» **Provided entries**

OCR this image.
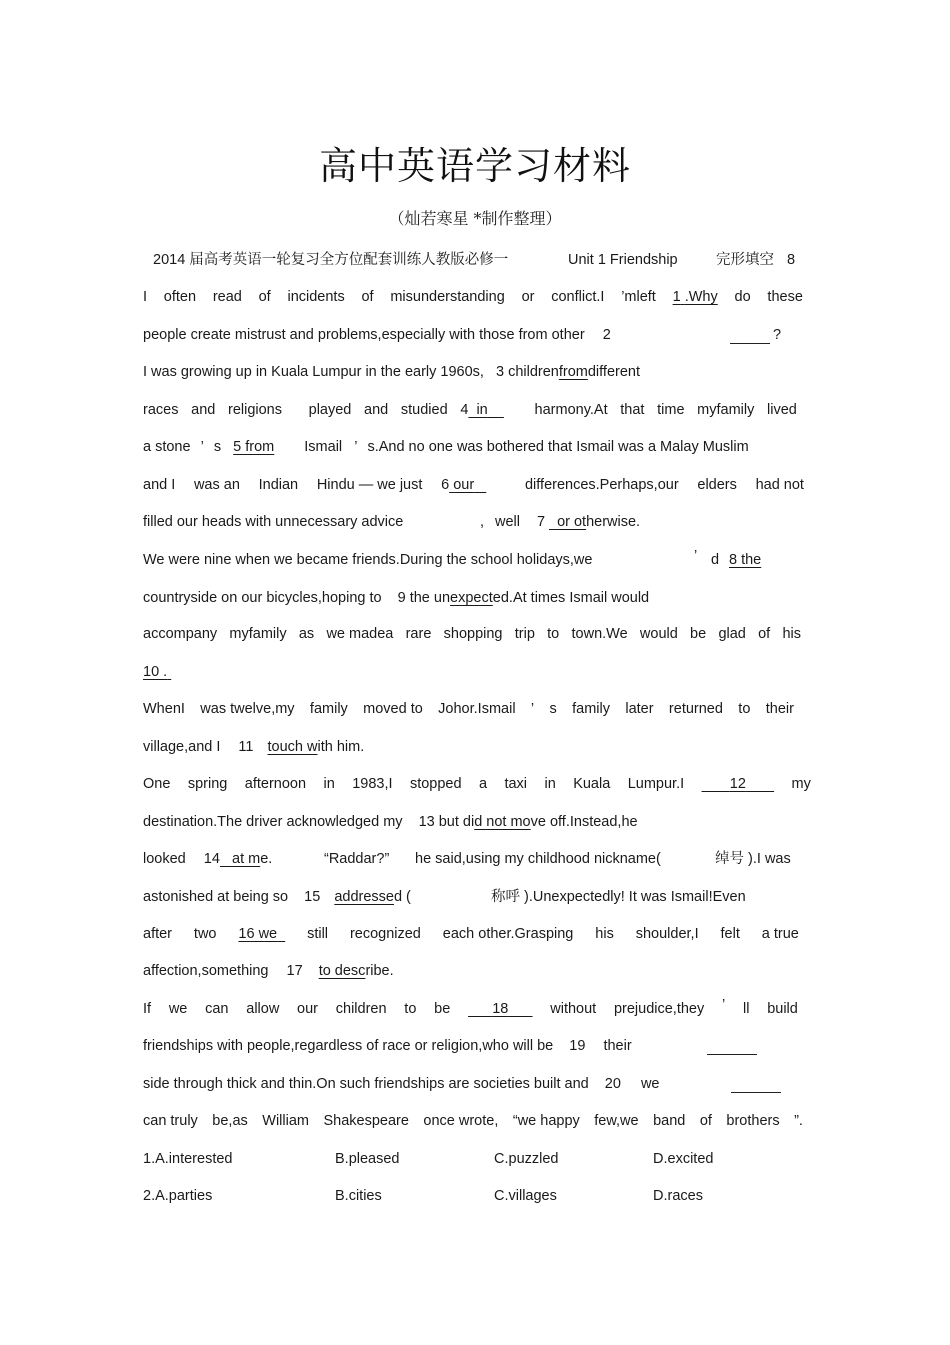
高中英语学习材料
（灿若寒星 *制作整理）
2014 届高考英语一轮复习全方位配套训练人教版必修一	Unit 1 Friendship	完形填空 8
I often read of incidents of misunderstanding or conflict.I ’mleft 1 .Why do these
people create mistrust and problems,especially with those from other 2	?
I was growing up in Kuala Lumpur in the early 1960s, 3 childrenfromdifferent
races and religions played and studied 4 in	harmony.At that time myfamily lived
a stone ’ s 5 from Ismail ’ s.And no one was bothered that Ismail was a Malay Muslim
and I was an Indian Hindu — we just 6 our	differences.Perhaps,our elders had not
filled our heads with unnecessary advice	, well 7 or otherwise.
We were nine when we became friends.During the school holidays,we	’ d 8 the
countryside on our bicycles,hoping to 9 the unexpected.At times Ismail would
accompany myfamily as we madea rare shopping trip to town.We would be glad of his
10 .
WhenI was twelve,my family moved to Johor.Ismail ’ s family later returned to their
village,and I 11 touch with him.
One spring afternoon in 1983,I stopped a taxi in Kuala Lumpur.I	12	my
destination.The driver acknowledged my 13 but did not move off.Instead,he
looked 14 at me.	“Raddar?” he said,using my childhood nickname(	绰号 ).I was
astonished at being so 15 addressed (	称呼 ).Unexpectedly! It was Ismail!Even
after two 16 we	still recognized each other.Grasping his shoulder,I felt a true
affection,something 17 to describe.
If we can allow our children to be	18	without prejudice,they ’ ll build
friendships with people,regardless of race or religion,who will be 19 their
side through thick and thin.On such friendships are societies built and 20 we
can truly be,as William Shakespeare once wrote, “we happy few,we band of brothers ”.
1.A.interested	B.pleased	C.puzzled	D.excited
2.A.parties	B.cities	C.villages	D.races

» **Directive**
From the entries above, select each line containing the string "races".

» **Result**
races and religions played and studied 4 in	harmony.At that time myfamily lived
2.A.parties	B.cities	C.villages	D.races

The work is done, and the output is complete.